== Listed entries

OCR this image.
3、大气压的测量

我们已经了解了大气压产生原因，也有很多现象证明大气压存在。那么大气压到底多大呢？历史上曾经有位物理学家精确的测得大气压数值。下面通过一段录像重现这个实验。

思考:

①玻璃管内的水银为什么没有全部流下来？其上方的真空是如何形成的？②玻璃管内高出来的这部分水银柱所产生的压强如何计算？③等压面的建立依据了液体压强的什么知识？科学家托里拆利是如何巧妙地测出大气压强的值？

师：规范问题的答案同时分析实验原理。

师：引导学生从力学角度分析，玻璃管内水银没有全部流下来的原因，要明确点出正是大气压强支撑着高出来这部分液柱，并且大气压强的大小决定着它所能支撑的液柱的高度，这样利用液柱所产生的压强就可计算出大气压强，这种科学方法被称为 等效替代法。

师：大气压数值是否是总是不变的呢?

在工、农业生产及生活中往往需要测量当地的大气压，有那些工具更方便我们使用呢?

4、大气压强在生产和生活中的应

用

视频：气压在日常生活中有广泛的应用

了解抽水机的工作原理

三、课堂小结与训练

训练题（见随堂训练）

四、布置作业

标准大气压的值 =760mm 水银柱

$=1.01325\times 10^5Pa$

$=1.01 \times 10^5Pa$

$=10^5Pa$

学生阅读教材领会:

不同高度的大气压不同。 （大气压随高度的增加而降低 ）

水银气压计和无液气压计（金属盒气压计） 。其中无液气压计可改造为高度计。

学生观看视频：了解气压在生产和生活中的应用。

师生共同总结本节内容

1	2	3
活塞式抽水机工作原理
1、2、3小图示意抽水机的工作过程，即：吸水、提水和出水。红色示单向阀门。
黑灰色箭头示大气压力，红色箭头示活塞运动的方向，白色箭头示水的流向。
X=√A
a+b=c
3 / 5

====

--- Objective ---
Restate every line of the data word for word.

--- Reply ---
OCR this image.
3、大气压的测量

我们已经了解了大气压产生原因，也有很多现象证明大气压存在。那么大气压到底多大呢？历史上曾经有位物理学家精确的测得大气压数值。下面通过一段录像重现这个实验。

思考:

①玻璃管内的水银为什么没有全部流下来？其上方的真空是如何形成的？②玻璃管内高出来的这部分水银柱所产生的压强如何计算？③等压面的建立依据了液体压强的什么知识？科学家托里拆利是如何巧妙地测出大气压强的值？

师：规范问题的答案同时分析实验原理。

师：引导学生从力学角度分析，玻璃管内水银没有全部流下来的原因，要明确点出正是大气压强支撑着高出来这部分液柱，并且大气压强的大小决定着它所能支撑的液柱的高度，这样利用液柱所产生的压强就可计算出大气压强，这种科学方法被称为 等效替代法。

师：大气压数值是否是总是不变的呢?

在工、农业生产及生活中往往需要测量当地的大气压，有那些工具更方便我们使用呢?

4、大气压强在生产和生活中的应

用

视频：气压在日常生活中有广泛的应用

了解抽水机的工作原理

三、课堂小结与训练

训练题（见随堂训练）

四、布置作业

标准大气压的值 =760mm 水银柱

$=1.01325\times 10^5Pa$

$=1.01 \times 10^5Pa$

$=10^5Pa$

学生阅读教材领会:

不同高度的大气压不同。 （大气压随高度的增加而降低 ）

水银气压计和无液气压计（金属盒气压计） 。其中无液气压计可改造为高度计。

学生观看视频：了解气压在生产和生活中的应用。

师生共同总结本节内容

1	2	3
活塞式抽水机工作原理
1、2、3小图示意抽水机的工作过程，即：吸水、提水和出水。红色示单向阀门。
黑灰色箭头示大气压力，红色箭头示活塞运动的方向，白色箭头示水的流向。
X=√A
a+b=c
3 / 5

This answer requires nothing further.